[START Material to process]

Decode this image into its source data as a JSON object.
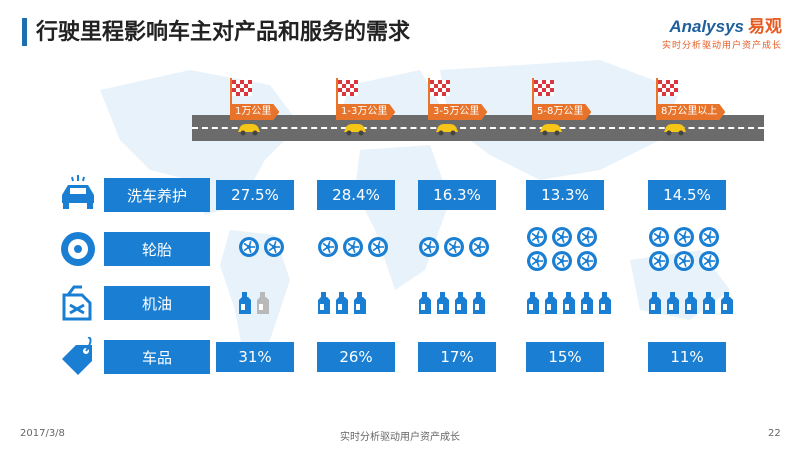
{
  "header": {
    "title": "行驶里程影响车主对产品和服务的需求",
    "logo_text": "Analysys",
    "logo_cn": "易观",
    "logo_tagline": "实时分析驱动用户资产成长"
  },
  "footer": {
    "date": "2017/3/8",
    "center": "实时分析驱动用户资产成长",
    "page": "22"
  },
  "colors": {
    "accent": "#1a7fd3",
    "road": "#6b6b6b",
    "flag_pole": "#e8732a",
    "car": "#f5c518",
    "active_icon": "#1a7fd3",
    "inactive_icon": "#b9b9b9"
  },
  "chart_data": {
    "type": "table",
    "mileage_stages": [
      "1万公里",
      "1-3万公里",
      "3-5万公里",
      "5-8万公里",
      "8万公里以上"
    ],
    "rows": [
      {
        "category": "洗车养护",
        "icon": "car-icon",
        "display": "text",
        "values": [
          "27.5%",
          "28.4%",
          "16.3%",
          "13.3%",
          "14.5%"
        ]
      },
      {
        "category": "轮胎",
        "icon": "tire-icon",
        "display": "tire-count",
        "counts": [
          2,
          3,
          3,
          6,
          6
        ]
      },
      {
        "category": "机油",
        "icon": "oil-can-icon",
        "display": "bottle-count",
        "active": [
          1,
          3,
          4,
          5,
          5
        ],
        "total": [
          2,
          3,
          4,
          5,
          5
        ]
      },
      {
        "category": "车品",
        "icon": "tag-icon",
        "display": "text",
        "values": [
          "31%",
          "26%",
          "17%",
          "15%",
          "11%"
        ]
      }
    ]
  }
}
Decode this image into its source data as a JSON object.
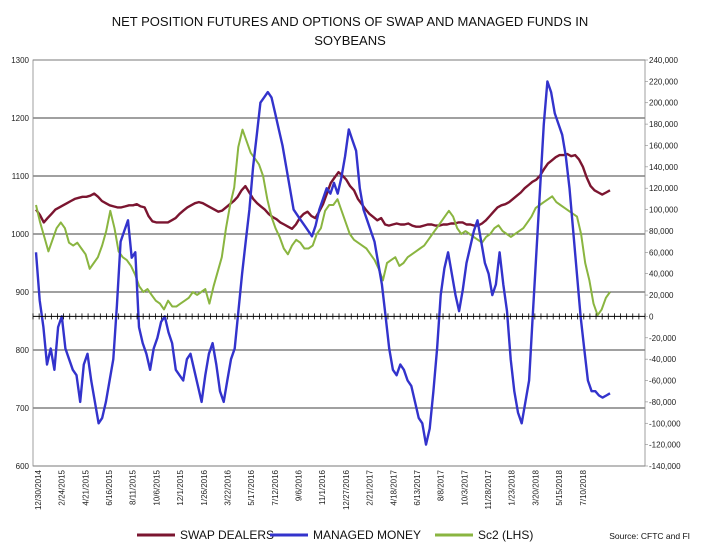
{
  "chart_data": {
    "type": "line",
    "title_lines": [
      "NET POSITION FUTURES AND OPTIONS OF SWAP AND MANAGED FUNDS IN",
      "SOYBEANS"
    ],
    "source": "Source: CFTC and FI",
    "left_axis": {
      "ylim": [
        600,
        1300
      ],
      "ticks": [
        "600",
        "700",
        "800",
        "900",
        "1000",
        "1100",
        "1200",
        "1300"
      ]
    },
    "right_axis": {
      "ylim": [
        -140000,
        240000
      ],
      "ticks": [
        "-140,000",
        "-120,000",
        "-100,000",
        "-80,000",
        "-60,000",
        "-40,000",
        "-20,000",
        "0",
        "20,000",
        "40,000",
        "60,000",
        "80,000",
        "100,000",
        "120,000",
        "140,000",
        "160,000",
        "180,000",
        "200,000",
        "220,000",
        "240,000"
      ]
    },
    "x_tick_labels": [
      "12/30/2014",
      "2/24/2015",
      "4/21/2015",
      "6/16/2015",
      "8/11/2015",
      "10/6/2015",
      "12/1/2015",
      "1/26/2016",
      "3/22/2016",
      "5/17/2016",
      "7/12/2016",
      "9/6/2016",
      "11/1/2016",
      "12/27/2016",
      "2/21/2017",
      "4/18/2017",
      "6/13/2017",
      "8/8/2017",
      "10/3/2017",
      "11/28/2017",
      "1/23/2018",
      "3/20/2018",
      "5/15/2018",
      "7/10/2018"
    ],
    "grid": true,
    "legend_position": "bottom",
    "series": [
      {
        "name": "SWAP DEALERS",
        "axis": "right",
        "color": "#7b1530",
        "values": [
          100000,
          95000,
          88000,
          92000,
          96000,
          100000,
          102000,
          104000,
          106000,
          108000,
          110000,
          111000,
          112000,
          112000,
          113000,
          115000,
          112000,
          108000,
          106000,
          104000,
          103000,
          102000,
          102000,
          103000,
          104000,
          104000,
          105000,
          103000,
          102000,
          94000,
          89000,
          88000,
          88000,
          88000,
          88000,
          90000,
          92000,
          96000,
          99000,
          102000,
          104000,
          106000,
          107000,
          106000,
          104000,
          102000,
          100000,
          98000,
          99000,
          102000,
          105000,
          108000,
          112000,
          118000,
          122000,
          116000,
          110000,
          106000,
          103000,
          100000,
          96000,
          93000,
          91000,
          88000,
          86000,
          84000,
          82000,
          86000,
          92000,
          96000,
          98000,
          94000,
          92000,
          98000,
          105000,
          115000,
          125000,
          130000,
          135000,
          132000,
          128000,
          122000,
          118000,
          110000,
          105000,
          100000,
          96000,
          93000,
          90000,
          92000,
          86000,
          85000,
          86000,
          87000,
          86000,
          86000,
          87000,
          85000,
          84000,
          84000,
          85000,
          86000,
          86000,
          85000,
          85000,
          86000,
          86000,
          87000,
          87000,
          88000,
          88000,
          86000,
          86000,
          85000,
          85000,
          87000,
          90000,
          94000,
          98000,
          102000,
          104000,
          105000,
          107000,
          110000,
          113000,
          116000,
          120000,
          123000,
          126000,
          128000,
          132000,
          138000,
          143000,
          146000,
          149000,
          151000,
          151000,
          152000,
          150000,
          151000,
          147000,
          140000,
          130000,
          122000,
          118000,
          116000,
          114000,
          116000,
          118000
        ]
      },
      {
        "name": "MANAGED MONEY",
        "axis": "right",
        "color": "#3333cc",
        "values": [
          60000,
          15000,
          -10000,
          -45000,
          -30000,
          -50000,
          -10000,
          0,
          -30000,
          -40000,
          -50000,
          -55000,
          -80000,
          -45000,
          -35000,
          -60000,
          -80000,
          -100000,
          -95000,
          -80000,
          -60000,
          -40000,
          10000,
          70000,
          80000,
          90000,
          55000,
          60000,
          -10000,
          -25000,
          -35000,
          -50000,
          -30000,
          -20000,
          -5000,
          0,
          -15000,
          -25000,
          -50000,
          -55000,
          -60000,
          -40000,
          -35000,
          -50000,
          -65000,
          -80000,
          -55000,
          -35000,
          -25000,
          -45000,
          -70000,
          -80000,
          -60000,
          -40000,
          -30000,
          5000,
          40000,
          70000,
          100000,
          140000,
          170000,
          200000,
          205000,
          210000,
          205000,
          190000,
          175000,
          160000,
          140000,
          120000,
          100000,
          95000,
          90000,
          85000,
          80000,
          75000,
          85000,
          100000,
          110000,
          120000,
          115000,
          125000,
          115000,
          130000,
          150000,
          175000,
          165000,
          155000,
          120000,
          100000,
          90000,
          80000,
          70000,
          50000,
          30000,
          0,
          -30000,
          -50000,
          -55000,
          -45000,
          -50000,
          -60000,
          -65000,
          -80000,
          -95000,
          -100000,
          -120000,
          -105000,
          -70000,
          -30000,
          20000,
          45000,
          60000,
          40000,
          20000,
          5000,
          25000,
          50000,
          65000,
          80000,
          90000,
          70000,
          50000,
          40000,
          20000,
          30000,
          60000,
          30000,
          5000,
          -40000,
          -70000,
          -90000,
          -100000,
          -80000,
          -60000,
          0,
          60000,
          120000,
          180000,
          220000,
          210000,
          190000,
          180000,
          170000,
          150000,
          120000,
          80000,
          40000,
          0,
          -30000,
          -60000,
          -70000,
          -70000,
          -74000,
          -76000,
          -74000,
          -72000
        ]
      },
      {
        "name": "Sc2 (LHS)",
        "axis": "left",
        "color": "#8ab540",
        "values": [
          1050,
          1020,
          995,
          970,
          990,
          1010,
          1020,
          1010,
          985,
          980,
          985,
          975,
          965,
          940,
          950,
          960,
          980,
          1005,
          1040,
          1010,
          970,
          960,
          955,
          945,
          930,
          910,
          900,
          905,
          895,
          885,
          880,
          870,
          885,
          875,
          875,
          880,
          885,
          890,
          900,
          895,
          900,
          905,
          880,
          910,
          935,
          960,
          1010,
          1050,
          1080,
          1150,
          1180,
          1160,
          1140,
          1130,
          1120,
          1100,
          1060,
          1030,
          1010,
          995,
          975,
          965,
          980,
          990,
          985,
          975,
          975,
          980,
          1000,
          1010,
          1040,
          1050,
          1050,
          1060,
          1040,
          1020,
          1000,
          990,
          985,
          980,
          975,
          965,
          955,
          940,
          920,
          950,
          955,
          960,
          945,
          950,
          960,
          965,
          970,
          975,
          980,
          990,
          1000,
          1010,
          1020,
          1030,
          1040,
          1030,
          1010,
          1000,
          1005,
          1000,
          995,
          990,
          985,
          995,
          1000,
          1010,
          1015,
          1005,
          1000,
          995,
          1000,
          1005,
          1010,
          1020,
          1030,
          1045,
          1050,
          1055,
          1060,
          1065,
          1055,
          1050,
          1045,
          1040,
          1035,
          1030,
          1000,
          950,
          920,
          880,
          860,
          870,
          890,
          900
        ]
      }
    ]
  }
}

[END Material to process]

#### [Prompt]
Check each line of the records for the word "MANAGED", and show the lines that contain it.

#### [Written solution]
      "NET POSITION FUTURES AND OPTIONS OF SWAP AND MANAGED FUNDS IN",
        "name": "MANAGED MONEY",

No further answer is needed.